- _EXERCISE REQUIREMENTS_
Skip the pictures and extract all of the lines exactly as written.

- _MATERIAL FOR THIS TASK_

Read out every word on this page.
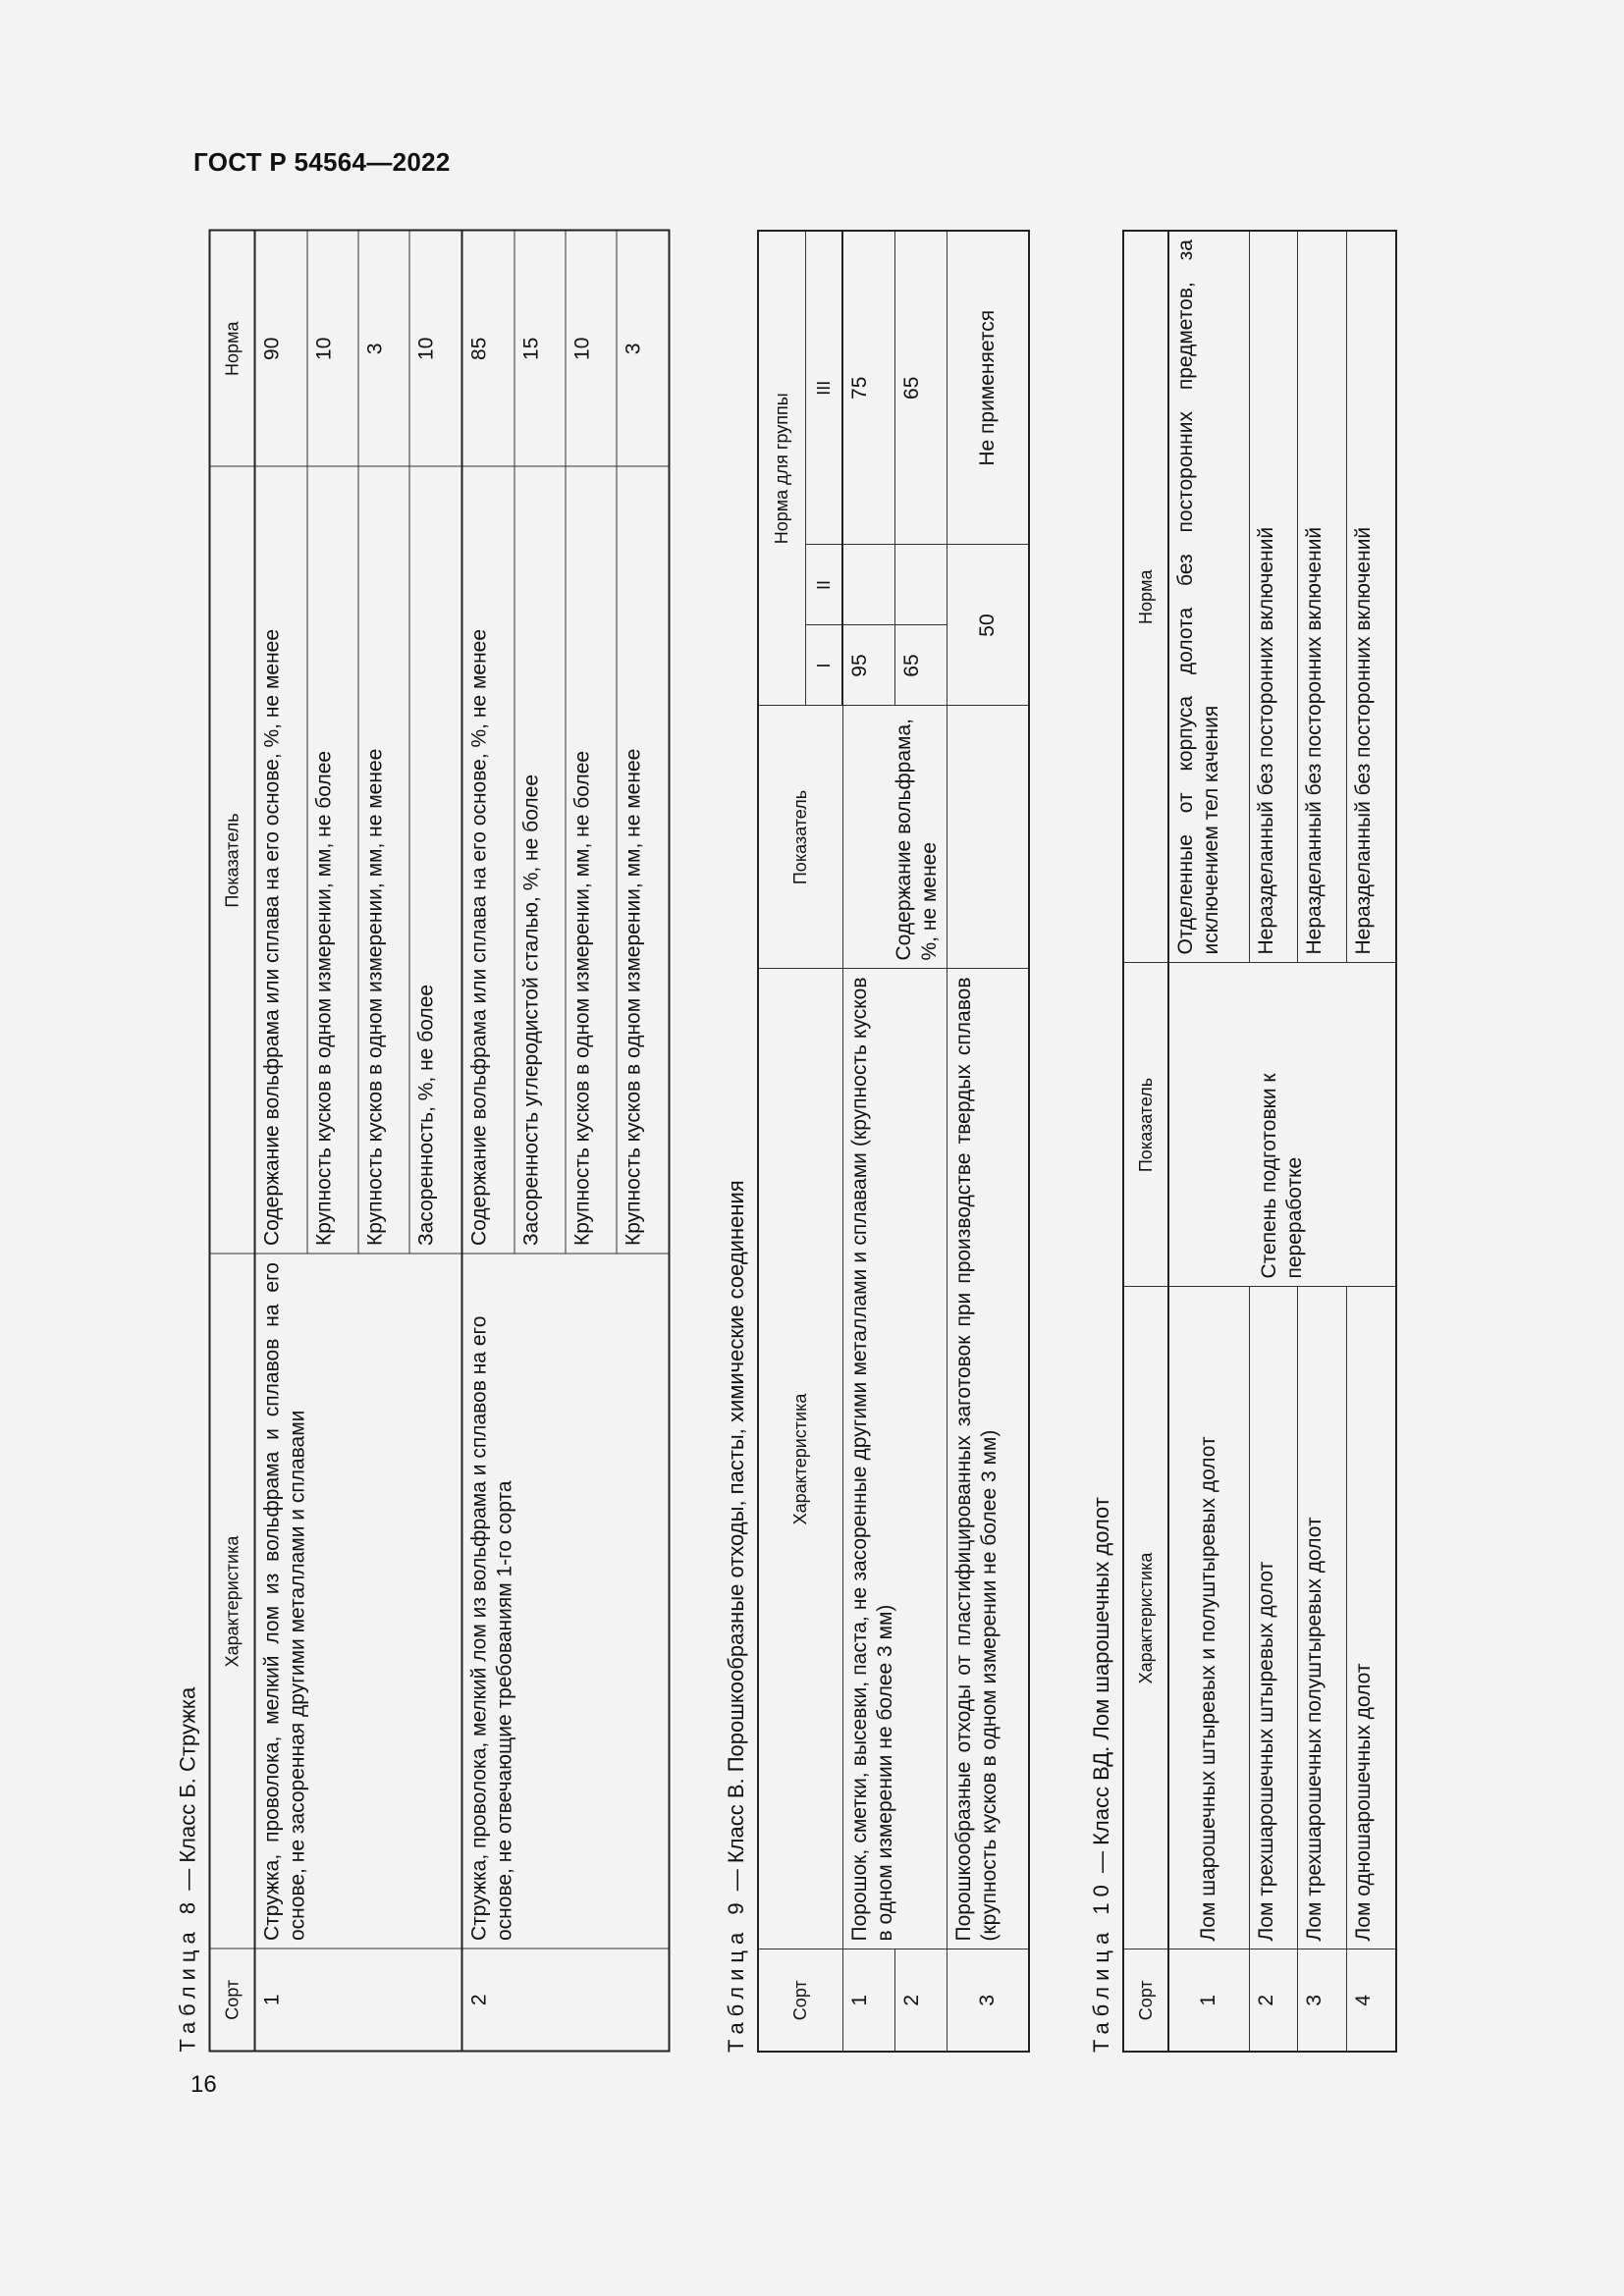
ГОСТ Р 54564—2022
16
Таблица 8 — Класс Б. Стружка
Сорт	Характеристика	Показатель	Норма
1	Стружка, проволока, мелкий лом из вольфрама и сплавов на его основе, не засоренная другими металлами и сплавами	Содержание вольфрама или сплава на его основе, %, не менее	90
		Крупность кусков в одном измерении, мм, не более	10
		Крупность кусков в одном измерении, мм, не менее	3
		Засоренность, %, не более	10
2	Стружка, проволока, мелкий лом из вольфрама и сплавов на его основе, не отвечающие требованиям 1-го сорта	Содержание вольфрама или сплава на его основе, %, не менее	85
		Засоренность углеродистой сталью, %, не более	15
		Крупность кусков в одном измерении, мм, не более	10
		Крупность кусков в одном измерении, мм, не менее	3
Таблица 9 — Класс В. Порошкообразные отходы, пасты, химические соединения
Сорт	Характеристика	Показатель	Норма для группы		
			I	II	III
1	Порошок, сметки, высевки, паста, не засоренные другими металлами и сплавами (крупность кусков в одном измерении не более 3 мм)	Содержание вольфрама, %, не менее	95		75
2			65		65
3	Порошкообразные отходы от пластифицированных заготовок при производстве твердых сплавов (крупность кусков в одном измерении не более 3 мм)		50		Не применяется
Таблица 10 — Класс ВД. Лом шарошечных долот
Сорт	Характеристика	Показатель	Норма
1	Лом шарошечных штыревых и полуштыревых долот	Степень подготовки к переработке	Отделенные от корпуса долота без посторонних предметов, за исключением тел качения
2	Лом трехшарошечных штыревых долот		Неразделанный без посторонних включений
3	Лом трехшарошечных полуштыревых долот		Неразделанный без посторонних включений
4	Лом одношарошечных долот		Неразделанный без посторонних включений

- _FULL OUTPUT_
Read out every word on this page.
ГОСТ Р 54564—2022
16
Таблица 8 — Класс Б. Стружка
Сорт	Характеристика	Показатель	Норма
1	Стружка, проволока, мелкий лом из вольфрама и сплавов на его основе, не засоренная другими металлами и сплавами	Содержание вольфрама или сплава на его основе, %, не менее	90
		Крупность кусков в одном измерении, мм, не более	10
		Крупность кусков в одном измерении, мм, не менее	3
		Засоренность, %, не более	10
2	Стружка, проволока, мелкий лом из вольфрама и сплавов на его основе, не отвечающие требованиям 1-го сорта	Содержание вольфрама или сплава на его основе, %, не менее	85
		Засоренность углеродистой сталью, %, не более	15
		Крупность кусков в одном измерении, мм, не более	10
		Крупность кусков в одном измерении, мм, не менее	3
Таблица 9 — Класс В. Порошкообразные отходы, пасты, химические соединения
Сорт	Характеристика	Показатель	Норма для группы		
			I	II	III
1	Порошок, сметки, высевки, паста, не засоренные другими металлами и сплавами (крупность кусков в одном измерении не более 3 мм)	Содержание вольфрама, %, не менее	95		75
2			65		65
3	Порошкообразные отходы от пластифицированных заготовок при производстве твердых сплавов (крупность кусков в одном измерении не более 3 мм)		50		Не применяется
Таблица 10 — Класс ВД. Лом шарошечных долот
Сорт	Характеристика	Показатель	Норма
1	Лом шарошечных штыревых и полуштыревых долот	Степень подготовки к переработке	Отделенные от корпуса долота без посторонних предметов, за исключением тел качения
2	Лом трехшарошечных штыревых долот		Неразделанный без посторонних включений
3	Лом трехшарошечных полуштыревых долот		Неразделанный без посторонних включений
4	Лом одношарошечных долот		Неразделанный без посторонних включений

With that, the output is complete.